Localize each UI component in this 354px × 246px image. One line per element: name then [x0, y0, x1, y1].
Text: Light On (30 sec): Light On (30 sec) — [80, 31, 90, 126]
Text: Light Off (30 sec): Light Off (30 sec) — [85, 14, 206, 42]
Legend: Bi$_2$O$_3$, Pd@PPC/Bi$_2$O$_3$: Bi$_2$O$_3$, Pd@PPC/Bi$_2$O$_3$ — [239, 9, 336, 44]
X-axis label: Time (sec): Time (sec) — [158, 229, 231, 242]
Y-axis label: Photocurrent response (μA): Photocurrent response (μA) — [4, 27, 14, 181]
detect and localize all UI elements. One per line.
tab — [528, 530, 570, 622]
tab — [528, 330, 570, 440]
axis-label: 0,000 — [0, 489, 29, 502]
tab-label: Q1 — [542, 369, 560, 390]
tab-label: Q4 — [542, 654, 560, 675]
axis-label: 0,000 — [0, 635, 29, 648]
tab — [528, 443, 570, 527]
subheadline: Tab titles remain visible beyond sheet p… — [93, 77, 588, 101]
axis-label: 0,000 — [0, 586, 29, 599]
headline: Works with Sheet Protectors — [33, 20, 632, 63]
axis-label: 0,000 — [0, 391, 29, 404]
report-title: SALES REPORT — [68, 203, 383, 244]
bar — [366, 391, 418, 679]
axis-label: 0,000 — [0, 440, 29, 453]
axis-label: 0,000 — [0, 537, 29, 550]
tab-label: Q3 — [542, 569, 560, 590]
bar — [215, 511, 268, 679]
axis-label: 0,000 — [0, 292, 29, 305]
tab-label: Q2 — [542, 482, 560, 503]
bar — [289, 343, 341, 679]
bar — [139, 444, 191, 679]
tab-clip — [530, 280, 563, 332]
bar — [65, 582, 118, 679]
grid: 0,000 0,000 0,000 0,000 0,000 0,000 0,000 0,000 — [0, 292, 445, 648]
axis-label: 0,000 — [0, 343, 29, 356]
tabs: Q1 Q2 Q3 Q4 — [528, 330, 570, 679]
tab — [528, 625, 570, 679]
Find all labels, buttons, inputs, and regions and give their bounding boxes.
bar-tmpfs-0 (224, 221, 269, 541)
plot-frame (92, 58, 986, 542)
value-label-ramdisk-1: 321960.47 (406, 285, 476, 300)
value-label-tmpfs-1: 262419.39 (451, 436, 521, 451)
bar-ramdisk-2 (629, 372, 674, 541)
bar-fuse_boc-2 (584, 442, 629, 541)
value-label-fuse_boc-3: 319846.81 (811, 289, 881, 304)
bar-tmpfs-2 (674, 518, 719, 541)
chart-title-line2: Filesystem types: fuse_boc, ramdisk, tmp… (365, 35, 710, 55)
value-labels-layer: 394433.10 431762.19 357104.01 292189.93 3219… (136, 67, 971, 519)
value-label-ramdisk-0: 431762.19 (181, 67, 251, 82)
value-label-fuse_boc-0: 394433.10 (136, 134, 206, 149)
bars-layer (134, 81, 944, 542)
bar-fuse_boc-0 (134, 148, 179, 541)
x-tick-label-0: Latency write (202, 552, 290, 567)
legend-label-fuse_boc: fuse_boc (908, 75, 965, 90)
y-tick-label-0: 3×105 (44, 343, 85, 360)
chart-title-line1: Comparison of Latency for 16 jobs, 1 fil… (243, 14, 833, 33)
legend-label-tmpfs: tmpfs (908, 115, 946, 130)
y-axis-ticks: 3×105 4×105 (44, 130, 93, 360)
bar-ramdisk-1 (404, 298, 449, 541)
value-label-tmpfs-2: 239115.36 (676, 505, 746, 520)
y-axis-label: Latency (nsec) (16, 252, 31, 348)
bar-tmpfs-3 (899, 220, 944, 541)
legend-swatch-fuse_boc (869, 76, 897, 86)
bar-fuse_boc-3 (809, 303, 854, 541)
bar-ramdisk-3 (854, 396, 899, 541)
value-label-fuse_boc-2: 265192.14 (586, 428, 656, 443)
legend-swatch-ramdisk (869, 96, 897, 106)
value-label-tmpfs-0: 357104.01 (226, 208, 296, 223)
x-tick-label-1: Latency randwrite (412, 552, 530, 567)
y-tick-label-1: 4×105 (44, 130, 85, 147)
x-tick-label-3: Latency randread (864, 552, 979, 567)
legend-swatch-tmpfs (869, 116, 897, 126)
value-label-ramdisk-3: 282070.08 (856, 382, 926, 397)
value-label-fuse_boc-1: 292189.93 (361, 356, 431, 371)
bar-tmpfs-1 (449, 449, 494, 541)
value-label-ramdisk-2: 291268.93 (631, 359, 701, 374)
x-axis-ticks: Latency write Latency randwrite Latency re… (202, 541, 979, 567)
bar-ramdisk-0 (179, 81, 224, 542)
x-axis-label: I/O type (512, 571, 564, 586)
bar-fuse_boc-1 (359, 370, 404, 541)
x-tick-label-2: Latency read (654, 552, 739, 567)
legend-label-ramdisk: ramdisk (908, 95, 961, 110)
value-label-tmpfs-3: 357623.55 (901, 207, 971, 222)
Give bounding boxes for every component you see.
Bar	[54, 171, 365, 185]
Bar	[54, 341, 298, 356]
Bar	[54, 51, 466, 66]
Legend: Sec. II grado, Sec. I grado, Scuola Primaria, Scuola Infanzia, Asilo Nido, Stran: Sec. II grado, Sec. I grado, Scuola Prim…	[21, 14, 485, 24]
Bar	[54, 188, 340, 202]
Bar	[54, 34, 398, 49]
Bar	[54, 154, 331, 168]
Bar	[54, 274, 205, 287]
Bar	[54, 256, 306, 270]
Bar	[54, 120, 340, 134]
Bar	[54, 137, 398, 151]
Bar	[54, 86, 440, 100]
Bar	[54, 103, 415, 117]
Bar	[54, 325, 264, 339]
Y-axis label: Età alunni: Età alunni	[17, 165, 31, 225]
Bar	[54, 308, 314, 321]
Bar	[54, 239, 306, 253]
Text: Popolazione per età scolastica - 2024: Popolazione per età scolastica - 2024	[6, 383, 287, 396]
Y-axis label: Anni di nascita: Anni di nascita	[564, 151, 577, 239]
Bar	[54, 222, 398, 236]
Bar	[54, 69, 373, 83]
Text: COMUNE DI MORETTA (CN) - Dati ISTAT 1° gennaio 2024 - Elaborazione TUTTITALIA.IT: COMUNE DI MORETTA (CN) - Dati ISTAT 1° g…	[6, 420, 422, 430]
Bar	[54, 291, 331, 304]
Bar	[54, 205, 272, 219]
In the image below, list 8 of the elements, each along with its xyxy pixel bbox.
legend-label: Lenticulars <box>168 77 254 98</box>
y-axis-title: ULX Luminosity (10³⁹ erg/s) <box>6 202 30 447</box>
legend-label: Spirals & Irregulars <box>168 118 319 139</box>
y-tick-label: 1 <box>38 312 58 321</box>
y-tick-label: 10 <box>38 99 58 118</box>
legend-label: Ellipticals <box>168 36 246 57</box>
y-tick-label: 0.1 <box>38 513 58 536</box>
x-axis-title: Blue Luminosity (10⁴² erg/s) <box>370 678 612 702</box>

_ _ _ _ _

Aim
Rewrite the listing above, replacing every "axis-label" with "tick-label" and leaving everything else unchanged.

Exercise solution
Localize each UI component in this 354px × 246px image. One line per element: name then [x0, y0, x1, y1].
Text: Light On (30 sec): Light On (30 sec) — [80, 31, 90, 126]
Text: Light Off (30 sec): Light Off (30 sec) — [85, 14, 206, 42]
Legend: Bi$_2$O$_3$, Pd@PPC/Bi$_2$O$_3$: Bi$_2$O$_3$, Pd@PPC/Bi$_2$O$_3$ — [239, 9, 336, 44]
X-axis label: Time (sec): Time (sec) — [158, 229, 231, 242]
Y-axis label: Photocurrent response (μA): Photocurrent response (μA) — [4, 27, 14, 181]
detect and localize all UI elements. One per line.
tab — [528, 530, 570, 622]
tab — [528, 330, 570, 440]
tick-label: 0,000 — [0, 489, 29, 502]
tab-label: Q1 — [542, 369, 560, 390]
tab-label: Q4 — [542, 654, 560, 675]
tick-label: 0,000 — [0, 635, 29, 648]
tab — [528, 443, 570, 527]
subheadline: Tab titles remain visible beyond sheet p… — [93, 77, 588, 101]
tick-label: 0,000 — [0, 586, 29, 599]
headline: Works with Sheet Protectors — [33, 20, 632, 63]
tick-label: 0,000 — [0, 391, 29, 404]
report-title: SALES REPORT — [68, 203, 383, 244]
bar — [366, 391, 418, 679]
tick-label: 0,000 — [0, 440, 29, 453]
tick-label: 0,000 — [0, 537, 29, 550]
tab-label: Q3 — [542, 569, 560, 590]
bar — [215, 511, 268, 679]
tick-label: 0,000 — [0, 292, 29, 305]
tab-label: Q2 — [542, 482, 560, 503]
bar — [289, 343, 341, 679]
bar — [139, 444, 191, 679]
tab-clip — [530, 280, 563, 332]
bar — [65, 582, 118, 679]
grid: 0,000 0,000 0,000 0,000 0,000 0,000 0,000 0,000 — [0, 292, 445, 648]
tick-label: 0,000 — [0, 343, 29, 356]
tabs: Q1 Q2 Q3 Q4 — [528, 330, 570, 679]
tab — [528, 625, 570, 679]
Find all labels, buttons, inputs, and regions and give their bounding boxes.
bar-tmpfs-0 (224, 221, 269, 541)
plot-frame (92, 58, 986, 542)
value-label-ramdisk-1: 321960.47 (406, 285, 476, 300)
value-label-tmpfs-1: 262419.39 (451, 436, 521, 451)
bar-ramdisk-2 (629, 372, 674, 541)
bar-fuse_boc-2 (584, 442, 629, 541)
value-label-fuse_boc-3: 319846.81 (811, 289, 881, 304)
bar-tmpfs-2 (674, 518, 719, 541)
chart-title-line2: Filesystem types: fuse_boc, ramdisk, tmp… (365, 35, 710, 55)
value-labels-layer: 394433.10 431762.19 357104.01 292189.93 3219… (136, 67, 971, 519)
value-label-ramdisk-0: 431762.19 (181, 67, 251, 82)
value-label-fuse_boc-0: 394433.10 (136, 134, 206, 149)
bars-layer (134, 81, 944, 542)
bar-fuse_boc-0 (134, 148, 179, 541)
x-tick-label-0: Latency write (202, 552, 290, 567)
legend-label-fuse_boc: fuse_boc (908, 75, 965, 90)
y-tick-label-0: 3×105 (44, 343, 85, 360)
chart-title-line1: Comparison of Latency for 16 jobs, 1 fil… (243, 14, 833, 33)
legend-label-tmpfs: tmpfs (908, 115, 946, 130)
y-axis-ticks: 3×105 4×105 (44, 130, 93, 360)
bar-ramdisk-1 (404, 298, 449, 541)
value-label-tmpfs-2: 239115.36 (676, 505, 746, 520)
y-tick-label: Latency (nsec) (16, 252, 31, 348)
bar-tmpfs-3 (899, 220, 944, 541)
legend-swatch-fuse_boc (869, 76, 897, 86)
bar-fuse_boc-3 (809, 303, 854, 541)
bar-ramdisk-3 (854, 396, 899, 541)
value-label-fuse_boc-2: 265192.14 (586, 428, 656, 443)
legend-swatch-ramdisk (869, 96, 897, 106)
value-label-tmpfs-0: 357104.01 (226, 208, 296, 223)
x-tick-label-1: Latency randwrite (412, 552, 530, 567)
y-tick-label-1: 4×105 (44, 130, 85, 147)
x-tick-label-3: Latency randread (864, 552, 979, 567)
legend-swatch-tmpfs (869, 116, 897, 126)
value-label-ramdisk-3: 282070.08 (856, 382, 926, 397)
value-label-fuse_boc-1: 292189.93 (361, 356, 431, 371)
bar-tmpfs-1 (449, 449, 494, 541)
value-label-ramdisk-2: 291268.93 (631, 359, 701, 374)
x-axis-ticks: Latency write Latency randwrite Latency re… (202, 541, 979, 567)
bar-ramdisk-0 (179, 81, 224, 542)
x-tick-label: I/O type (512, 571, 564, 586)
bar-fuse_boc-1 (359, 370, 404, 541)
x-tick-label-2: Latency read (654, 552, 739, 567)
legend-label-ramdisk: ramdisk (908, 95, 961, 110)
value-label-tmpfs-3: 357623.55 (901, 207, 971, 222)
Give bounding boxes for every component you see.
Bar	[54, 171, 365, 185]
Bar	[54, 341, 298, 356]
Bar	[54, 51, 466, 66]
Legend: Sec. II grado, Sec. I grado, Scuola Primaria, Scuola Infanzia, Asilo Nido, Stran: Sec. II grado, Sec. I grado, Scuola Prim…	[21, 14, 485, 24]
Bar	[54, 188, 340, 202]
Bar	[54, 34, 398, 49]
Bar	[54, 154, 331, 168]
Bar	[54, 274, 205, 287]
Bar	[54, 256, 306, 270]
Bar	[54, 120, 340, 134]
Bar	[54, 137, 398, 151]
Bar	[54, 86, 440, 100]
Bar	[54, 103, 415, 117]
Bar	[54, 325, 264, 339]
Y-axis label: Età alunni: Età alunni	[17, 165, 31, 225]
Bar	[54, 308, 314, 321]
Bar	[54, 239, 306, 253]
Text: Popolazione per età scolastica - 2024: Popolazione per età scolastica - 2024	[6, 383, 287, 396]
Y-axis label: Anni di nascita: Anni di nascita	[564, 151, 577, 239]
Bar	[54, 222, 398, 236]
Bar	[54, 69, 373, 83]
Text: COMUNE DI MORETTA (CN) - Dati ISTAT 1° gennaio 2024 - Elaborazione TUTTITALIA.IT: COMUNE DI MORETTA (CN) - Dati ISTAT 1° g…	[6, 420, 422, 430]
Bar	[54, 291, 331, 304]
Bar	[54, 205, 272, 219]
In the image below, list 8 of the elements, each along with its xyxy pixel bbox.
legend-label: Lenticulars <box>168 77 254 98</box>
y-axis-title: ULX Luminosity (10³⁹ erg/s) <box>6 202 30 447</box>
legend-label: Spirals & Irregulars <box>168 118 319 139</box>
y-tick-label: 1 <box>38 312 58 321</box>
y-tick-label: 10 <box>38 99 58 118</box>
legend-label: Ellipticals <box>168 36 246 57</box>
y-tick-label: 0.1 <box>38 513 58 536</box>
x-axis-title: Blue Luminosity (10⁴² erg/s) <box>370 678 612 702</box>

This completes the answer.